+++ Excerpted data +++

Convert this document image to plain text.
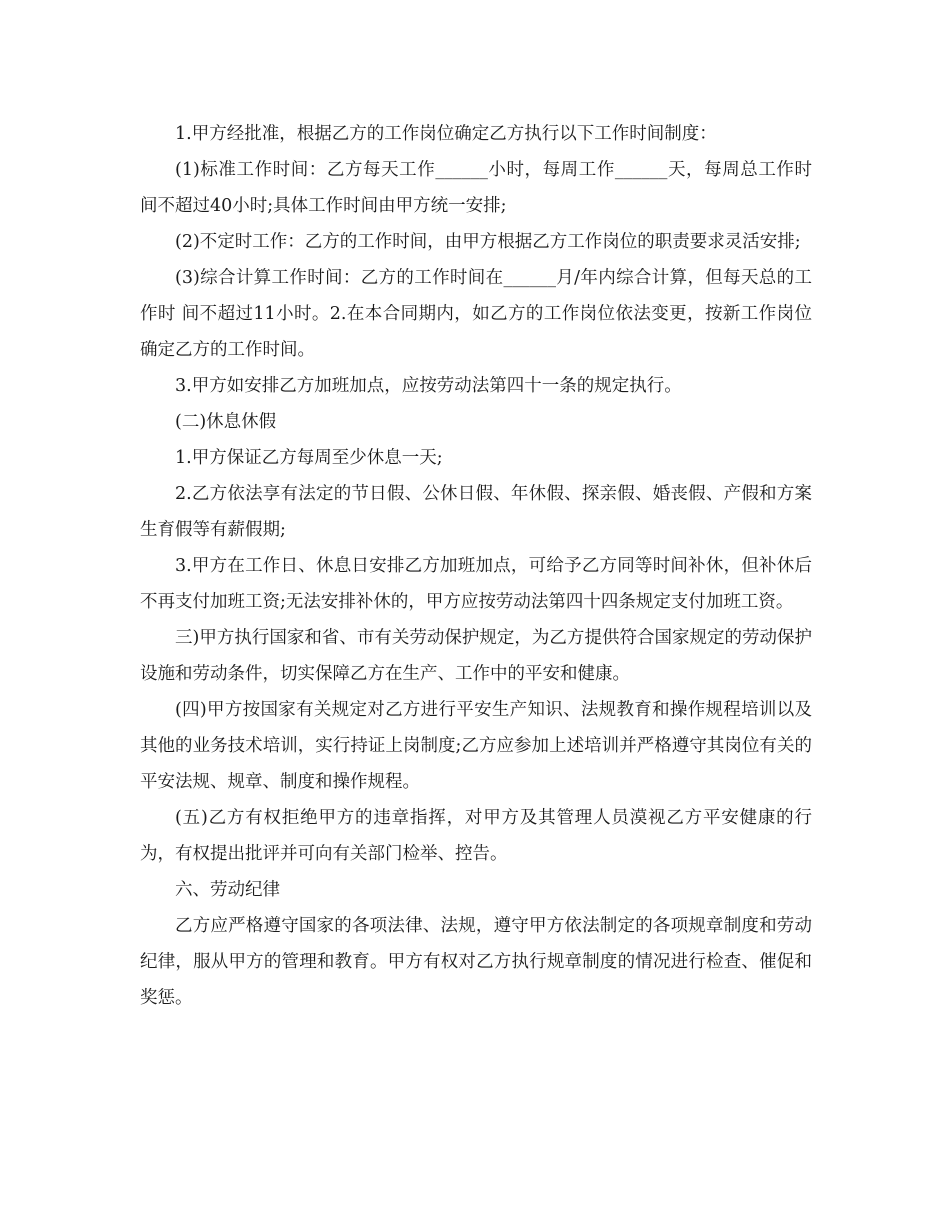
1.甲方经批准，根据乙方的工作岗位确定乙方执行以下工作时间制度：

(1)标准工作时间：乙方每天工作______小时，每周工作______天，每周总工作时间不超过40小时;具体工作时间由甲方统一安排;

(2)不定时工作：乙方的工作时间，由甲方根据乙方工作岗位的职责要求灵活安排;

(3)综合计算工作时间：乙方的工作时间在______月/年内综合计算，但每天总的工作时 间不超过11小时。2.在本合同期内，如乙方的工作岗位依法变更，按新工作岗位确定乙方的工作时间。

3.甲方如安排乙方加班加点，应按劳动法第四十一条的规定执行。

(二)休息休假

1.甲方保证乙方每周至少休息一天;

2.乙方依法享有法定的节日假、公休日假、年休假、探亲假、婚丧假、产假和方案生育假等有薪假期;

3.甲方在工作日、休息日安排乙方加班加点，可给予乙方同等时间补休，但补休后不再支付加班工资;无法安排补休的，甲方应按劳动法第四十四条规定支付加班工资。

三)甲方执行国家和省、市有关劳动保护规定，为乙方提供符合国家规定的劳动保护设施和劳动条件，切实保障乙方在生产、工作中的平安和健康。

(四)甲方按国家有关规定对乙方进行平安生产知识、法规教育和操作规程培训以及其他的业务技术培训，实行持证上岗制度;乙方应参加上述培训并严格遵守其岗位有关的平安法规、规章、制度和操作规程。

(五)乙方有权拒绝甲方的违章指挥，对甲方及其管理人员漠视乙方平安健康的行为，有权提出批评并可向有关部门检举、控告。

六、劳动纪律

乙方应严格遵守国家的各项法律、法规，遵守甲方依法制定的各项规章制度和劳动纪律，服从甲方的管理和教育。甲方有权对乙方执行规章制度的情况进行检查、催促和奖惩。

+++

- Task to carry out -
Using the data above, print every line exactly, omitting pictures.

- Exercise answer -
Convert this document image to plain text.
1.甲方经批准，根据乙方的工作岗位确定乙方执行以下工作时间制度：

(1)标准工作时间：乙方每天工作______小时，每周工作______天，每周总工作时间不超过40小时;具体工作时间由甲方统一安排;

(2)不定时工作：乙方的工作时间，由甲方根据乙方工作岗位的职责要求灵活安排;

(3)综合计算工作时间：乙方的工作时间在______月/年内综合计算，但每天总的工作时 间不超过11小时。2.在本合同期内，如乙方的工作岗位依法变更，按新工作岗位确定乙方的工作时间。

3.甲方如安排乙方加班加点，应按劳动法第四十一条的规定执行。

(二)休息休假

1.甲方保证乙方每周至少休息一天;

2.乙方依法享有法定的节日假、公休日假、年休假、探亲假、婚丧假、产假和方案生育假等有薪假期;

3.甲方在工作日、休息日安排乙方加班加点，可给予乙方同等时间补休，但补休后不再支付加班工资;无法安排补休的，甲方应按劳动法第四十四条规定支付加班工资。

三)甲方执行国家和省、市有关劳动保护规定，为乙方提供符合国家规定的劳动保护设施和劳动条件，切实保障乙方在生产、工作中的平安和健康。

(四)甲方按国家有关规定对乙方进行平安生产知识、法规教育和操作规程培训以及其他的业务技术培训，实行持证上岗制度;乙方应参加上述培训并严格遵守其岗位有关的平安法规、规章、制度和操作规程。

(五)乙方有权拒绝甲方的违章指挥，对甲方及其管理人员漠视乙方平安健康的行为，有权提出批评并可向有关部门检举、控告。

六、劳动纪律

乙方应严格遵守国家的各项法律、法规，遵守甲方依法制定的各项规章制度和劳动纪律，服从甲方的管理和教育。甲方有权对乙方执行规章制度的情况进行检查、催促和奖惩。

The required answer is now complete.